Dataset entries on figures

==================================================

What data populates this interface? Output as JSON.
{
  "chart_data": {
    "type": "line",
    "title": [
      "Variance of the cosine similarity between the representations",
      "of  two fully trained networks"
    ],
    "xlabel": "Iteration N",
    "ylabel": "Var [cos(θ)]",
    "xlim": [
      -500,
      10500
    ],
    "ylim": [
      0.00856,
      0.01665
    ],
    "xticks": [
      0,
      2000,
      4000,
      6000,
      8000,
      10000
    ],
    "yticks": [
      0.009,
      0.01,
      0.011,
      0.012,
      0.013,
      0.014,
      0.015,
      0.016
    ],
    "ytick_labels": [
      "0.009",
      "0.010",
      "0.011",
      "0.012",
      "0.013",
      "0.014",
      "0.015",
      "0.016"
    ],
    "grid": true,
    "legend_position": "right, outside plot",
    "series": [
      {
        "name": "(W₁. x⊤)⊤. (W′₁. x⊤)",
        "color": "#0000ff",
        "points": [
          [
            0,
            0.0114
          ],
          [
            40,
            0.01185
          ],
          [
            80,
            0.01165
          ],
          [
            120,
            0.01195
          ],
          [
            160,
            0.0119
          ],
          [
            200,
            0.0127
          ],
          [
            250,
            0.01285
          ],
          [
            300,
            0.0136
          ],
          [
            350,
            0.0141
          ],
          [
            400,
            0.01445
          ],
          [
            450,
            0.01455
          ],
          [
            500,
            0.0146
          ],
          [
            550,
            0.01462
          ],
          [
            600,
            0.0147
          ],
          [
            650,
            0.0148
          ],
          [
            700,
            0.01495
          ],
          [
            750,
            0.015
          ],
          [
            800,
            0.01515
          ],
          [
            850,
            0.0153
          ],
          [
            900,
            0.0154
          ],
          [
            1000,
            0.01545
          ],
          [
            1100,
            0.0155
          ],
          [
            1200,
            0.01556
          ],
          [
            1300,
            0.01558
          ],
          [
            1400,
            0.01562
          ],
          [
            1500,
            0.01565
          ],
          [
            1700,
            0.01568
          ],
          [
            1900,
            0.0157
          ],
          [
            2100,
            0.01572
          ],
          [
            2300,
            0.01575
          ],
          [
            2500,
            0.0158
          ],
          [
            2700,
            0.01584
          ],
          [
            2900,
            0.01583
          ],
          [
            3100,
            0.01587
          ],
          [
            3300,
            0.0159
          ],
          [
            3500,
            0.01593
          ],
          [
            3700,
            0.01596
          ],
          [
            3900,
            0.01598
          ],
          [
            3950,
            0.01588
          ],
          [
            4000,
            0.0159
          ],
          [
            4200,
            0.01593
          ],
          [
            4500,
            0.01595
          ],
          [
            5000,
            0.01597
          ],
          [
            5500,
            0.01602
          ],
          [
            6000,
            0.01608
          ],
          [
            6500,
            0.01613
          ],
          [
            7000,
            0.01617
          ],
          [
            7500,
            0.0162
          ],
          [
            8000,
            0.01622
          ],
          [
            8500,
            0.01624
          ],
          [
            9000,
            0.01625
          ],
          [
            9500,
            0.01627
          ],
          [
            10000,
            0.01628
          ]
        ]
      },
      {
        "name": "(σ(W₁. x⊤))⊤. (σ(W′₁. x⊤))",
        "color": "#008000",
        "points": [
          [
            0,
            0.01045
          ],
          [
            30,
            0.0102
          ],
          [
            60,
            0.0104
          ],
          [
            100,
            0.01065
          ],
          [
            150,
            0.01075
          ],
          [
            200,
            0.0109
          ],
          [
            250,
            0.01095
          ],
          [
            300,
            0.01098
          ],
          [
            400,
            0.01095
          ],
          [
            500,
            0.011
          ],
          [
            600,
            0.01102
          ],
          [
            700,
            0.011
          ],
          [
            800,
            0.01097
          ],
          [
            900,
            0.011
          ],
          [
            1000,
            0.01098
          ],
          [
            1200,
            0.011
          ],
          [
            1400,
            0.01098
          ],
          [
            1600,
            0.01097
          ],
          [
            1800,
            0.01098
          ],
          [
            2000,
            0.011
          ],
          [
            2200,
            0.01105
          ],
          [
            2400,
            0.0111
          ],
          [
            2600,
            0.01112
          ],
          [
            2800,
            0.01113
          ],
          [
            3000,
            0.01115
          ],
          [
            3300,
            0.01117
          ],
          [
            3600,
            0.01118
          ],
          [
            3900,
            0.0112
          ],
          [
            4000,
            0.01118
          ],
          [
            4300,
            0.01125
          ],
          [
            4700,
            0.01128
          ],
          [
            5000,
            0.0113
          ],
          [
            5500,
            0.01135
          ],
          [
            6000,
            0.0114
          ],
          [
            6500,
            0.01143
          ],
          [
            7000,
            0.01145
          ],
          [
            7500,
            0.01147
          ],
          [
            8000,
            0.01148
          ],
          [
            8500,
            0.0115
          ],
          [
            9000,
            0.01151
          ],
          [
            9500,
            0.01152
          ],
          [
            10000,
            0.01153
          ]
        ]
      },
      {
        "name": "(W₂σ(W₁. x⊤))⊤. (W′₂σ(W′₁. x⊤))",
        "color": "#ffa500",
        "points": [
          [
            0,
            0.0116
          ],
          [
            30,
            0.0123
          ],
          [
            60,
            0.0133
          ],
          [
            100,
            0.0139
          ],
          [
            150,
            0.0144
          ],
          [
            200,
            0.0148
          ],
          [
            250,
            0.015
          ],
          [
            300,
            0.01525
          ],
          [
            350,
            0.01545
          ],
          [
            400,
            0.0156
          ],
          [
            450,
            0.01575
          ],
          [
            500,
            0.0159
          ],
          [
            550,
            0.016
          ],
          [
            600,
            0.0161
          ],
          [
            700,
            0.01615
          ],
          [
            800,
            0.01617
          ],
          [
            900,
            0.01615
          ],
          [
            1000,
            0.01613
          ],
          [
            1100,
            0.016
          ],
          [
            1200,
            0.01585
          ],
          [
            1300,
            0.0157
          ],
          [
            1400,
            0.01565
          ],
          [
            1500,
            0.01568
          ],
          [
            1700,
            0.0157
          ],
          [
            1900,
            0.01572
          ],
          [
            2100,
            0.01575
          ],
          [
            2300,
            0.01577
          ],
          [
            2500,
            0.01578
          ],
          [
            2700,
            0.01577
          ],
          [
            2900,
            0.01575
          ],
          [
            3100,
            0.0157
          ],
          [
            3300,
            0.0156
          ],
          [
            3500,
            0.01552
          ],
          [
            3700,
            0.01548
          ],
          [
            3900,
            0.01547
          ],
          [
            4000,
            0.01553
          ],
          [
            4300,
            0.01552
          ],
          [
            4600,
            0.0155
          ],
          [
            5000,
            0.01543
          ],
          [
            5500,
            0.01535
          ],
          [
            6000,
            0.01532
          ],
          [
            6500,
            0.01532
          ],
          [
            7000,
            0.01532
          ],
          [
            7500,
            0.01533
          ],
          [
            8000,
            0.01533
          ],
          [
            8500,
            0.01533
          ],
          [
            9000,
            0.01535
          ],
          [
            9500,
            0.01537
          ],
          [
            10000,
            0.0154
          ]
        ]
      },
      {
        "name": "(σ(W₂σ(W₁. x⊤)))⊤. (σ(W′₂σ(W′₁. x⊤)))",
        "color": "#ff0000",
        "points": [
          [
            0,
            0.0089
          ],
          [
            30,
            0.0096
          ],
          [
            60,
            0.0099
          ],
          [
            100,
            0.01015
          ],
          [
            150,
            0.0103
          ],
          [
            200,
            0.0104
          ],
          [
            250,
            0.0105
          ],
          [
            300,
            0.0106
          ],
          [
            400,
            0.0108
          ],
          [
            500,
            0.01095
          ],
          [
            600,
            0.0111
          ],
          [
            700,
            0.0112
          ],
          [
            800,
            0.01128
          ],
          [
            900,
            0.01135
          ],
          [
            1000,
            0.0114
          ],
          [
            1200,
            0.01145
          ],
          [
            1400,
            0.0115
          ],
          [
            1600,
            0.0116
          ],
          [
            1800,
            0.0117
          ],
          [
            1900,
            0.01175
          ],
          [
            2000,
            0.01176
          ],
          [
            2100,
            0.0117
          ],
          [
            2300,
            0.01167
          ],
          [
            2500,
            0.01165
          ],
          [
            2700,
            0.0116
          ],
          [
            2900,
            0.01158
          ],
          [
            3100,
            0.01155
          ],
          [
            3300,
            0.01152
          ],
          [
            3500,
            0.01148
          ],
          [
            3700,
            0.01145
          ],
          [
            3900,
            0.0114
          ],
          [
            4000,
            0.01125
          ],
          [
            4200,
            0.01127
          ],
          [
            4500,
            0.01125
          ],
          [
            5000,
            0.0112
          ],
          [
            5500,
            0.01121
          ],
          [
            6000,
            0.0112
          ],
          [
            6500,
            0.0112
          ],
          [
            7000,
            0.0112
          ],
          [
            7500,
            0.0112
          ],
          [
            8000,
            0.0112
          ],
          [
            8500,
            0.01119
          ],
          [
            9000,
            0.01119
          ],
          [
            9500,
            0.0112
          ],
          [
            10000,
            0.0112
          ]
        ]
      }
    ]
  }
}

==================================================

▸ **TASK GOAL**
Determine how many lines include the word "color" and report that number by itself.

▸ **FINAL RESULT**
4